* [TASK DETAILS]: Your task is to print every entry below exactly as given.

* [MATERIALS PROVIDED]:
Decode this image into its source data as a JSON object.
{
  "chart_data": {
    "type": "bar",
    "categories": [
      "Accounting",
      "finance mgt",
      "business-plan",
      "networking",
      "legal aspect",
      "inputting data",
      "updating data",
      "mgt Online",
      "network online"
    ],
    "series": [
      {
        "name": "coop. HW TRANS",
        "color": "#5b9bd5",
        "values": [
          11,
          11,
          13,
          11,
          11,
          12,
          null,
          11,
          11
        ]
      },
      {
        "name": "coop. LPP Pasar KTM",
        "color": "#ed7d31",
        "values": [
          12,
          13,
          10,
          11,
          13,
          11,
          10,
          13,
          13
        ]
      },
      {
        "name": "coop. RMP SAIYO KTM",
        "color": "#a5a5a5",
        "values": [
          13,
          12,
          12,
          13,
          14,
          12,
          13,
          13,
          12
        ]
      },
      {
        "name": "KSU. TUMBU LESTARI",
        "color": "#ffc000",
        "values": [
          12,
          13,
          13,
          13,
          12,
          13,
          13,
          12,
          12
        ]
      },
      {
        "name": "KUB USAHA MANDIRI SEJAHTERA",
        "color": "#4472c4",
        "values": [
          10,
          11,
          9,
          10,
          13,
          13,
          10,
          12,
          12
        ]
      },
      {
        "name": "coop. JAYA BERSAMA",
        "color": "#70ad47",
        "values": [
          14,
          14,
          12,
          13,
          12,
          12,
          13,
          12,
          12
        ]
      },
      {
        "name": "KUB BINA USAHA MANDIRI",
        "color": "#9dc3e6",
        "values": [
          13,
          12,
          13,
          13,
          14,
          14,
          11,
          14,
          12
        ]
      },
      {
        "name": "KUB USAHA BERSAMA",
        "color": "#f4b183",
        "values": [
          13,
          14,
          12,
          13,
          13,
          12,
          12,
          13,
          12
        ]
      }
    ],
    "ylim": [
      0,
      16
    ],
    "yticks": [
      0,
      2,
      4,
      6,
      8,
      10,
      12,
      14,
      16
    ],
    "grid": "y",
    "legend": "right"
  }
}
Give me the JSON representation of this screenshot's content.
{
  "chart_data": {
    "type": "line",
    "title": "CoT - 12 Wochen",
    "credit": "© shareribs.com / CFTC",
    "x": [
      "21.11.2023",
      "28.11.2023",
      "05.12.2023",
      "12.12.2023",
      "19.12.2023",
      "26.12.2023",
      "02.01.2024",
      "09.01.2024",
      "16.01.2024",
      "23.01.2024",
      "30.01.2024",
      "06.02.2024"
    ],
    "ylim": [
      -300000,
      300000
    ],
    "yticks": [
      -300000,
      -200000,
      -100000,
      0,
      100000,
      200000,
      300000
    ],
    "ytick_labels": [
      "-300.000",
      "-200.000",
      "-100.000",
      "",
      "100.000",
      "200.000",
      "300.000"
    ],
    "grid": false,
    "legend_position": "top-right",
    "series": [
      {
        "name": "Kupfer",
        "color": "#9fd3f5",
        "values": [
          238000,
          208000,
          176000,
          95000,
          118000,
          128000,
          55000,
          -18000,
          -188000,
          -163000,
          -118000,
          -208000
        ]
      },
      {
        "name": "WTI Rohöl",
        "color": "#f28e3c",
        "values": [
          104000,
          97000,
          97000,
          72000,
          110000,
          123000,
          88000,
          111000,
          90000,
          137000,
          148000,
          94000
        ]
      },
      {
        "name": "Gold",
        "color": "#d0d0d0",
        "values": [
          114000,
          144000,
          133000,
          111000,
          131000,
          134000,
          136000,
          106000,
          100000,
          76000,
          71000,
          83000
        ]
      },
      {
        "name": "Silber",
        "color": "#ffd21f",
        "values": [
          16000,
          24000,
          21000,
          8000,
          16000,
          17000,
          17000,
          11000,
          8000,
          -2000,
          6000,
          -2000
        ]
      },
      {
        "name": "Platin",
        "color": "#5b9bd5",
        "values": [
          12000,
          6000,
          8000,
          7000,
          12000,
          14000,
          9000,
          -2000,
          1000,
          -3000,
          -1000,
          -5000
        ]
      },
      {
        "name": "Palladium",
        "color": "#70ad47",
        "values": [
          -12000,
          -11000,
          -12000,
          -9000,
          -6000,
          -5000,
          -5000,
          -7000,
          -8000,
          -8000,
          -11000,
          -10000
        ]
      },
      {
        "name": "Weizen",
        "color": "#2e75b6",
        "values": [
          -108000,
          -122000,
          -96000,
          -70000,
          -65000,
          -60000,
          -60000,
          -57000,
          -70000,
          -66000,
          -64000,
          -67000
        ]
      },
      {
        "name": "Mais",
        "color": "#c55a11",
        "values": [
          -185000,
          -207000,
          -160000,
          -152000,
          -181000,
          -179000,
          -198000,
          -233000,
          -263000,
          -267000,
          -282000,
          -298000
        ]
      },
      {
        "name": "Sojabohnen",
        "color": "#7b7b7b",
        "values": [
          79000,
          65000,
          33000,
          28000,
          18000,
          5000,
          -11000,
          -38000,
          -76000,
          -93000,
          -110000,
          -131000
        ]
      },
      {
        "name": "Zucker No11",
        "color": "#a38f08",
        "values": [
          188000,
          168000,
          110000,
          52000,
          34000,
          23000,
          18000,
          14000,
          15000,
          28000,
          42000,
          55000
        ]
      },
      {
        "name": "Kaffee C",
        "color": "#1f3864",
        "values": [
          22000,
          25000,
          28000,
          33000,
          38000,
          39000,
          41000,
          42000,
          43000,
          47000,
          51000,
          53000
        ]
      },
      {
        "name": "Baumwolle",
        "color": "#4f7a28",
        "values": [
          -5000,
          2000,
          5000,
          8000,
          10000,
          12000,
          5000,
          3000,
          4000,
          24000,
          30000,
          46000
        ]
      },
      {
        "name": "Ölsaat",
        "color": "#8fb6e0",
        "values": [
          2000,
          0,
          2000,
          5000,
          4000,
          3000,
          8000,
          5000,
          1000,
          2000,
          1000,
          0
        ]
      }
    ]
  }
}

* [SOLUTION FOR THIS EXERCISE]:
Decode this image into its source data as a JSON object.
{
  "chart_data": {
    "type": "bar",
    "categories": [
      "Accounting",
      "finance mgt",
      "business-plan",
      "networking",
      "legal aspect",
      "inputting data",
      "updating data",
      "mgt Online",
      "network online"
    ],
    "series": [
      {
        "name": "coop. HW TRANS",
        "color": "#5b9bd5",
        "values": [
          11,
          11,
          13,
          11,
          11,
          12,
          null,
          11,
          11
        ]
      },
      {
        "name": "coop. LPP Pasar KTM",
        "color": "#ed7d31",
        "values": [
          12,
          13,
          10,
          11,
          13,
          11,
          10,
          13,
          13
        ]
      },
      {
        "name": "coop. RMP SAIYO KTM",
        "color": "#a5a5a5",
        "values": [
          13,
          12,
          12,
          13,
          14,
          12,
          13,
          13,
          12
        ]
      },
      {
        "name": "KSU. TUMBU LESTARI",
        "color": "#ffc000",
        "values": [
          12,
          13,
          13,
          13,
          12,
          13,
          13,
          12,
          12
        ]
      },
      {
        "name": "KUB USAHA MANDIRI SEJAHTERA",
        "color": "#4472c4",
        "values": [
          10,
          11,
          9,
          10,
          13,
          13,
          10,
          12,
          12
        ]
      },
      {
        "name": "coop. JAYA BERSAMA",
        "color": "#70ad47",
        "values": [
          14,
          14,
          12,
          13,
          12,
          12,
          13,
          12,
          12
        ]
      },
      {
        "name": "KUB BINA USAHA MANDIRI",
        "color": "#9dc3e6",
        "values": [
          13,
          12,
          13,
          13,
          14,
          14,
          11,
          14,
          12
        ]
      },
      {
        "name": "KUB USAHA BERSAMA",
        "color": "#f4b183",
        "values": [
          13,
          14,
          12,
          13,
          13,
          12,
          12,
          13,
          12
        ]
      }
    ],
    "ylim": [
      0,
      16
    ],
    "yticks": [
      0,
      2,
      4,
      6,
      8,
      10,
      12,
      14,
      16
    ],
    "grid": "y",
    "legend": "right"
  }
}
Give me the JSON representation of this screenshot's content.
{
  "chart_data": {
    "type": "line",
    "title": "CoT - 12 Wochen",
    "credit": "© shareribs.com / CFTC",
    "x": [
      "21.11.2023",
      "28.11.2023",
      "05.12.2023",
      "12.12.2023",
      "19.12.2023",
      "26.12.2023",
      "02.01.2024",
      "09.01.2024",
      "16.01.2024",
      "23.01.2024",
      "30.01.2024",
      "06.02.2024"
    ],
    "ylim": [
      -300000,
      300000
    ],
    "yticks": [
      -300000,
      -200000,
      -100000,
      0,
      100000,
      200000,
      300000
    ],
    "ytick_labels": [
      "-300.000",
      "-200.000",
      "-100.000",
      "",
      "100.000",
      "200.000",
      "300.000"
    ],
    "grid": false,
    "legend_position": "top-right",
    "series": [
      {
        "name": "Kupfer",
        "color": "#9fd3f5",
        "values": [
          238000,
          208000,
          176000,
          95000,
          118000,
          128000,
          55000,
          -18000,
          -188000,
          -163000,
          -118000,
          -208000
        ]
      },
      {
        "name": "WTI Rohöl",
        "color": "#f28e3c",
        "values": [
          104000,
          97000,
          97000,
          72000,
          110000,
          123000,
          88000,
          111000,
          90000,
          137000,
          148000,
          94000
        ]
      },
      {
        "name": "Gold",
        "color": "#d0d0d0",
        "values": [
          114000,
          144000,
          133000,
          111000,
          131000,
          134000,
          136000,
          106000,
          100000,
          76000,
          71000,
          83000
        ]
      },
      {
        "name": "Silber",
        "color": "#ffd21f",
        "values": [
          16000,
          24000,
          21000,
          8000,
          16000,
          17000,
          17000,
          11000,
          8000,
          -2000,
          6000,
          -2000
        ]
      },
      {
        "name": "Platin",
        "color": "#5b9bd5",
        "values": [
          12000,
          6000,
          8000,
          7000,
          12000,
          14000,
          9000,
          -2000,
          1000,
          -3000,
          -1000,
          -5000
        ]
      },
      {
        "name": "Palladium",
        "color": "#70ad47",
        "values": [
          -12000,
          -11000,
          -12000,
          -9000,
          -6000,
          -5000,
          -5000,
          -7000,
          -8000,
          -8000,
          -11000,
          -10000
        ]
      },
      {
        "name": "Weizen",
        "color": "#2e75b6",
        "values": [
          -108000,
          -122000,
          -96000,
          -70000,
          -65000,
          -60000,
          -60000,
          -57000,
          -70000,
          -66000,
          -64000,
          -67000
        ]
      },
      {
        "name": "Mais",
        "color": "#c55a11",
        "values": [
          -185000,
          -207000,
          -160000,
          -152000,
          -181000,
          -179000,
          -198000,
          -233000,
          -263000,
          -267000,
          -282000,
          -298000
        ]
      },
      {
        "name": "Sojabohnen",
        "color": "#7b7b7b",
        "values": [
          79000,
          65000,
          33000,
          28000,
          18000,
          5000,
          -11000,
          -38000,
          -76000,
          -93000,
          -110000,
          -131000
        ]
      },
      {
        "name": "Zucker No11",
        "color": "#a38f08",
        "values": [
          188000,
          168000,
          110000,
          52000,
          34000,
          23000,
          18000,
          14000,
          15000,
          28000,
          42000,
          55000
        ]
      },
      {
        "name": "Kaffee C",
        "color": "#1f3864",
        "values": [
          22000,
          25000,
          28000,
          33000,
          38000,
          39000,
          41000,
          42000,
          43000,
          47000,
          51000,
          53000
        ]
      },
      {
        "name": "Baumwolle",
        "color": "#4f7a28",
        "values": [
          -5000,
          2000,
          5000,
          8000,
          10000,
          12000,
          5000,
          3000,
          4000,
          24000,
          30000,
          46000
        ]
      },
      {
        "name": "Ölsaat",
        "color": "#8fb6e0",
        "values": [
          2000,
          0,
          2000,
          5000,
          4000,
          3000,
          8000,
          5000,
          1000,
          2000,
          1000,
          0
        ]
      }
    ]
  }
}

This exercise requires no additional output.